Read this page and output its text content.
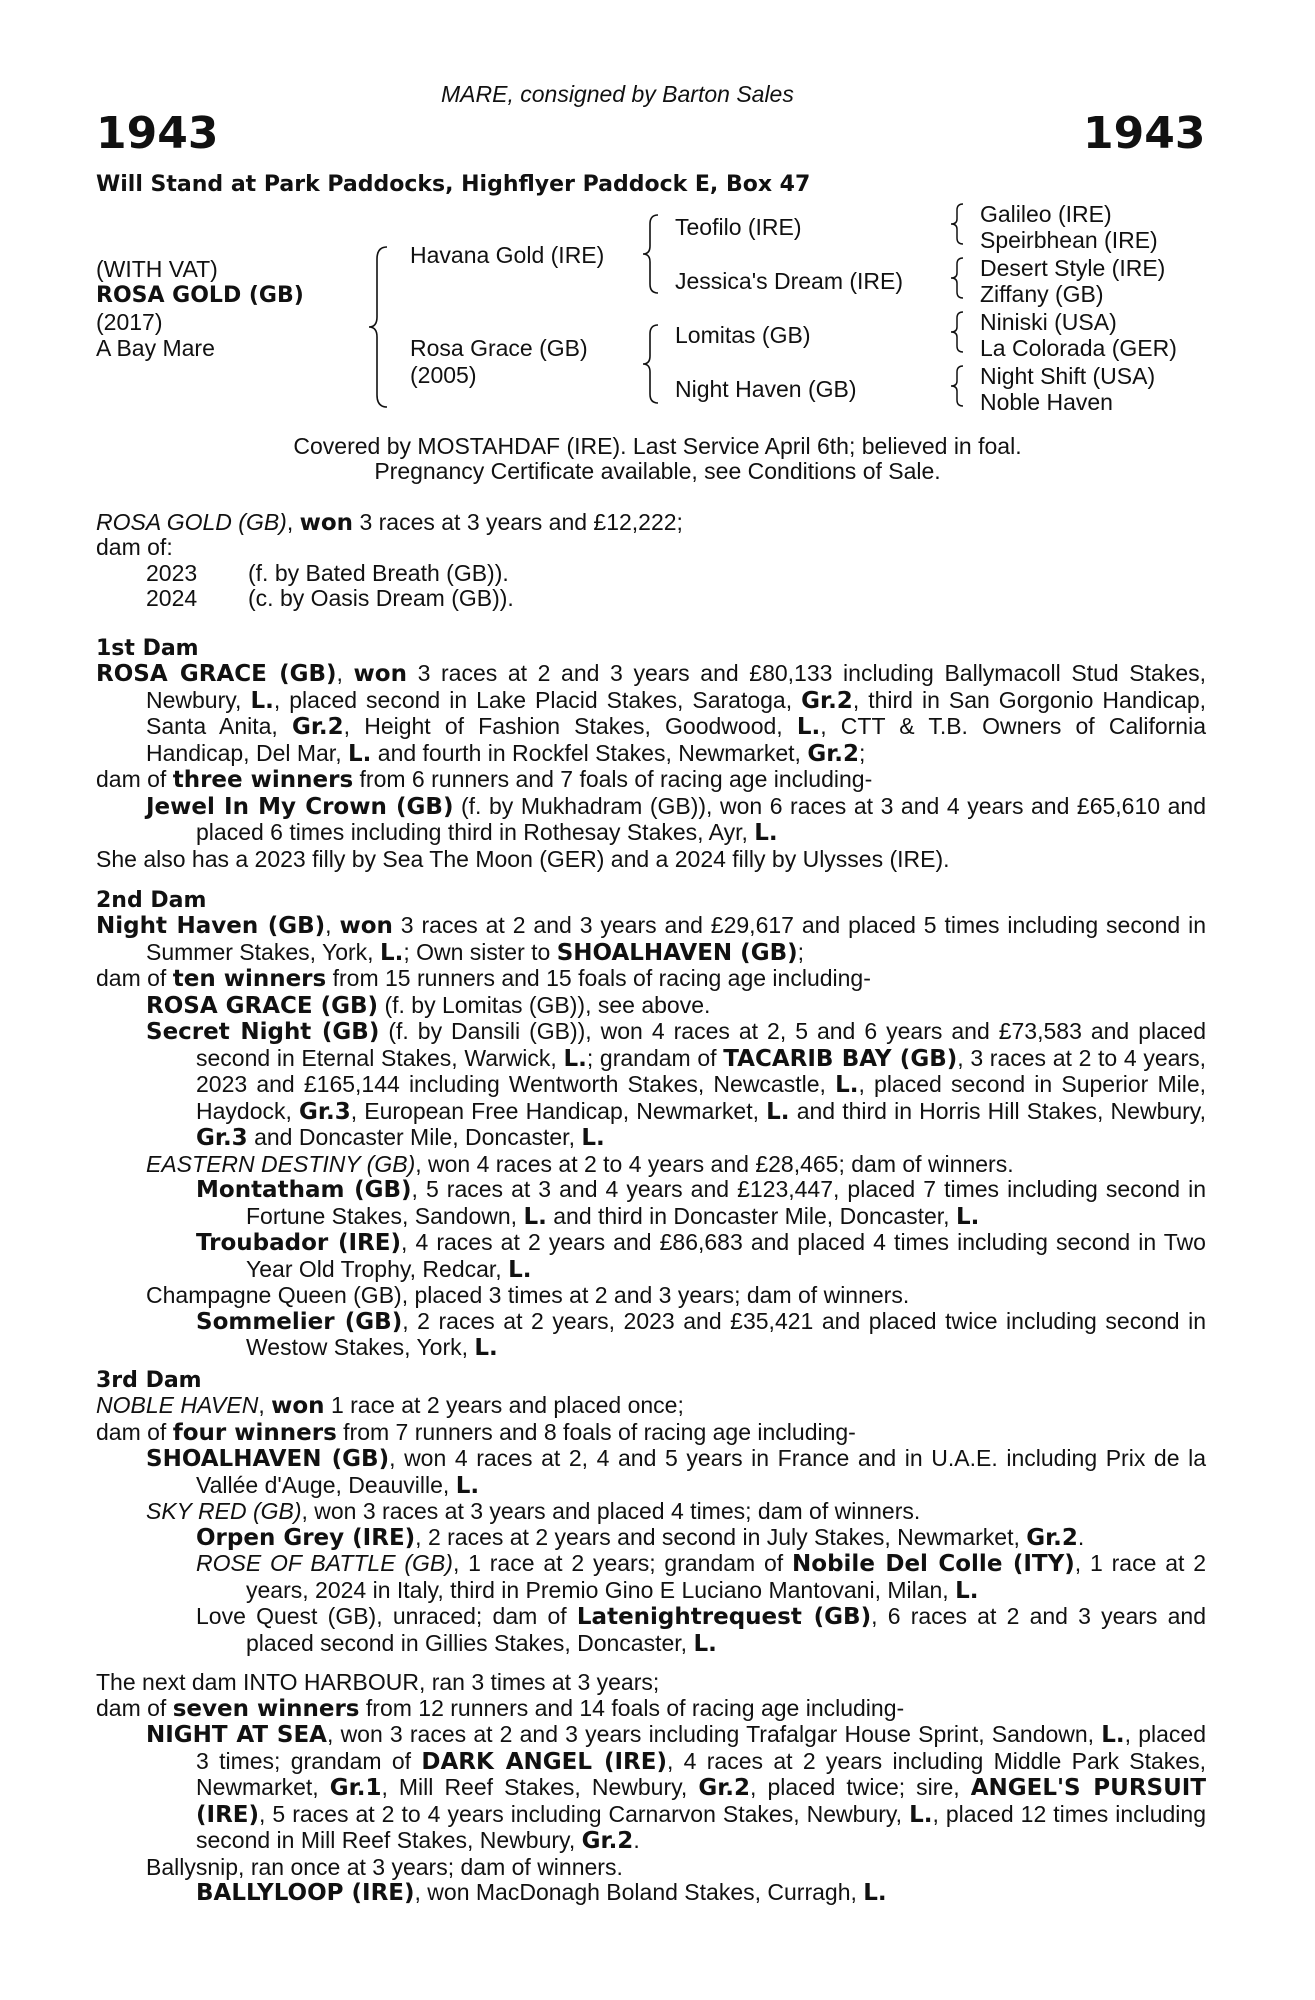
MARE, consigned by Barton Sales
1943	1943
Will Stand at Park Paddocks, Highflyer Paddock E, Box 47
(WITH VAT)
ROSA GOLD (GB)
(2017)
A Bay Mare
Havana Gold (IRE)
Rosa Grace (GB)
(2005)
Teofilo (IRE)
Jessica's Dream (IRE)
Lomitas (GB)
Night Haven (GB)
Galileo (IRE)
Speirbhean (IRE)
Desert Style (IRE)
Ziffany (GB)
Niniski (USA)
La Colorada (GER)
Night Shift (USA)
Noble Haven
Covered by MOSTAHDAF (IRE). Last Service April 6th; believed in foal.
Pregnancy Certificate available, see Conditions of Sale.
ROSA GOLD (GB), won 3 races at 3 years and £12,222;
dam of:
2023 (f. by Bated Breath (GB)).
2024 (c. by Oasis Dream (GB)).
1st Dam
ROSA GRACE (GB), won 3 races at 2 and 3 years and £80,133 including Ballymacoll Stud Stakes, Newbury, L., placed second in Lake Placid Stakes, Saratoga, Gr.2, third in San Gorgonio Handicap, Santa Anita, Gr.2, Height of Fashion Stakes, Goodwood, L., CTT & T.B. Owners of California Handicap, Del Mar, L. and fourth in Rockfel Stakes, Newmarket, Gr.2;
dam of three winners from 6 runners and 7 foals of racing age including-
Jewel In My Crown (GB) (f. by Mukhadram (GB)), won 6 races at 3 and 4 years and £65,610 and placed 6 times including third in Rothesay Stakes, Ayr, L.
She also has a 2023 filly by Sea The Moon (GER) and a 2024 filly by Ulysses (IRE).
2nd Dam
Night Haven (GB), won 3 races at 2 and 3 years and £29,617 and placed 5 times including second in Summer Stakes, York, L.; Own sister to SHOALHAVEN (GB);
dam of ten winners from 15 runners and 15 foals of racing age including-
ROSA GRACE (GB) (f. by Lomitas (GB)), see above.
Secret Night (GB) (f. by Dansili (GB)), won 4 races at 2, 5 and 6 years and £73,583 and placed second in Eternal Stakes, Warwick, L.; grandam of TACARIB BAY (GB), 3 races at 2 to 4 years, 2023 and £165,144 including Wentworth Stakes, Newcastle, L., placed second in Superior Mile, Haydock, Gr.3, European Free Handicap, Newmarket, L. and third in Horris Hill Stakes, Newbury, Gr.3 and Doncaster Mile, Doncaster, L.
EASTERN DESTINY (GB), won 4 races at 2 to 4 years and £28,465; dam of winners.
Montatham (GB), 5 races at 3 and 4 years and £123,447, placed 7 times including second in Fortune Stakes, Sandown, L. and third in Doncaster Mile, Doncaster, L.
Troubador (IRE), 4 races at 2 years and £86,683 and placed 4 times including second in Two Year Old Trophy, Redcar, L.
Champagne Queen (GB), placed 3 times at 2 and 3 years; dam of winners.
Sommelier (GB), 2 races at 2 years, 2023 and £35,421 and placed twice including second in Westow Stakes, York, L.
3rd Dam
NOBLE HAVEN, won 1 race at 2 years and placed once;
dam of four winners from 7 runners and 8 foals of racing age including-
SHOALHAVEN (GB), won 4 races at 2, 4 and 5 years in France and in U.A.E. including Prix de la Vallée d'Auge, Deauville, L.
SKY RED (GB), won 3 races at 3 years and placed 4 times; dam of winners.
Orpen Grey (IRE), 2 races at 2 years and second in July Stakes, Newmarket, Gr.2.
ROSE OF BATTLE (GB), 1 race at 2 years; grandam of Nobile Del Colle (ITY), 1 race at 2 years, 2024 in Italy, third in Premio Gino E Luciano Mantovani, Milan, L.
Love Quest (GB), unraced; dam of Latenightrequest (GB), 6 races at 2 and 3 years and placed second in Gillies Stakes, Doncaster, L.
The next dam INTO HARBOUR, ran 3 times at 3 years;
dam of seven winners from 12 runners and 14 foals of racing age including-
NIGHT AT SEA, won 3 races at 2 and 3 years including Trafalgar House Sprint, Sandown, L., placed 3 times; grandam of DARK ANGEL (IRE), 4 races at 2 years including Middle Park Stakes, Newmarket, Gr.1, Mill Reef Stakes, Newbury, Gr.2, placed twice; sire, ANGEL'S PURSUIT (IRE), 5 races at 2 to 4 years including Carnarvon Stakes, Newbury, L., placed 12 times including second in Mill Reef Stakes, Newbury, Gr.2.
Ballysnip, ran once at 3 years; dam of winners.
BALLYLOOP (IRE), won MacDonagh Boland Stakes, Curragh, L.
————————
▸ Set task
None of the pictures should appear; repeat the records exactly otherwise.

▸ Task solution
Read this page and output its text content.
MARE, consigned by Barton Sales
1943	1943
Will Stand at Park Paddocks, Highflyer Paddock E, Box 47
(WITH VAT)
ROSA GOLD (GB)
(2017)
A Bay Mare
Havana Gold (IRE)
Rosa Grace (GB)
(2005)
Teofilo (IRE)
Jessica's Dream (IRE)
Lomitas (GB)
Night Haven (GB)
Galileo (IRE)
Speirbhean (IRE)
Desert Style (IRE)
Ziffany (GB)
Niniski (USA)
La Colorada (GER)
Night Shift (USA)
Noble Haven
Covered by MOSTAHDAF (IRE). Last Service April 6th; believed in foal.
Pregnancy Certificate available, see Conditions of Sale.
ROSA GOLD (GB), won 3 races at 3 years and £12,222;
dam of:
2023 (f. by Bated Breath (GB)).
2024 (c. by Oasis Dream (GB)).
1st Dam
ROSA GRACE (GB), won 3 races at 2 and 3 years and £80,133 including Ballymacoll Stud Stakes, Newbury, L., placed second in Lake Placid Stakes, Saratoga, Gr.2, third in San Gorgonio Handicap, Santa Anita, Gr.2, Height of Fashion Stakes, Goodwood, L., CTT & T.B. Owners of California Handicap, Del Mar, L. and fourth in Rockfel Stakes, Newmarket, Gr.2;
dam of three winners from 6 runners and 7 foals of racing age including-
Jewel In My Crown (GB) (f. by Mukhadram (GB)), won 6 races at 3 and 4 years and £65,610 and placed 6 times including third in Rothesay Stakes, Ayr, L.
She also has a 2023 filly by Sea The Moon (GER) and a 2024 filly by Ulysses (IRE).
2nd Dam
Night Haven (GB), won 3 races at 2 and 3 years and £29,617 and placed 5 times including second in Summer Stakes, York, L.; Own sister to SHOALHAVEN (GB);
dam of ten winners from 15 runners and 15 foals of racing age including-
ROSA GRACE (GB) (f. by Lomitas (GB)), see above.
Secret Night (GB) (f. by Dansili (GB)), won 4 races at 2, 5 and 6 years and £73,583 and placed second in Eternal Stakes, Warwick, L.; grandam of TACARIB BAY (GB), 3 races at 2 to 4 years, 2023 and £165,144 including Wentworth Stakes, Newcastle, L., placed second in Superior Mile, Haydock, Gr.3, European Free Handicap, Newmarket, L. and third in Horris Hill Stakes, Newbury, Gr.3 and Doncaster Mile, Doncaster, L.
EASTERN DESTINY (GB), won 4 races at 2 to 4 years and £28,465; dam of winners.
Montatham (GB), 5 races at 3 and 4 years and £123,447, placed 7 times including second in Fortune Stakes, Sandown, L. and third in Doncaster Mile, Doncaster, L.
Troubador (IRE), 4 races at 2 years and £86,683 and placed 4 times including second in Two Year Old Trophy, Redcar, L.
Champagne Queen (GB), placed 3 times at 2 and 3 years; dam of winners.
Sommelier (GB), 2 races at 2 years, 2023 and £35,421 and placed twice including second in Westow Stakes, York, L.
3rd Dam
NOBLE HAVEN, won 1 race at 2 years and placed once;
dam of four winners from 7 runners and 8 foals of racing age including-
SHOALHAVEN (GB), won 4 races at 2, 4 and 5 years in France and in U.A.E. including Prix de la Vallée d'Auge, Deauville, L.
SKY RED (GB), won 3 races at 3 years and placed 4 times; dam of winners.
Orpen Grey (IRE), 2 races at 2 years and second in July Stakes, Newmarket, Gr.2.
ROSE OF BATTLE (GB), 1 race at 2 years; grandam of Nobile Del Colle (ITY), 1 race at 2 years, 2024 in Italy, third in Premio Gino E Luciano Mantovani, Milan, L.
Love Quest (GB), unraced; dam of Latenightrequest (GB), 6 races at 2 and 3 years and placed second in Gillies Stakes, Doncaster, L.
The next dam INTO HARBOUR, ran 3 times at 3 years;
dam of seven winners from 12 runners and 14 foals of racing age including-
NIGHT AT SEA, won 3 races at 2 and 3 years including Trafalgar House Sprint, Sandown, L., placed 3 times; grandam of DARK ANGEL (IRE), 4 races at 2 years including Middle Park Stakes, Newmarket, Gr.1, Mill Reef Stakes, Newbury, Gr.2, placed twice; sire, ANGEL'S PURSUIT (IRE), 5 races at 2 to 4 years including Carnarvon Stakes, Newbury, L., placed 12 times including second in Mill Reef Stakes, Newbury, Gr.2.
Ballysnip, ran once at 3 years; dam of winners.
BALLYLOOP (IRE), won MacDonagh Boland Stakes, Curragh, L.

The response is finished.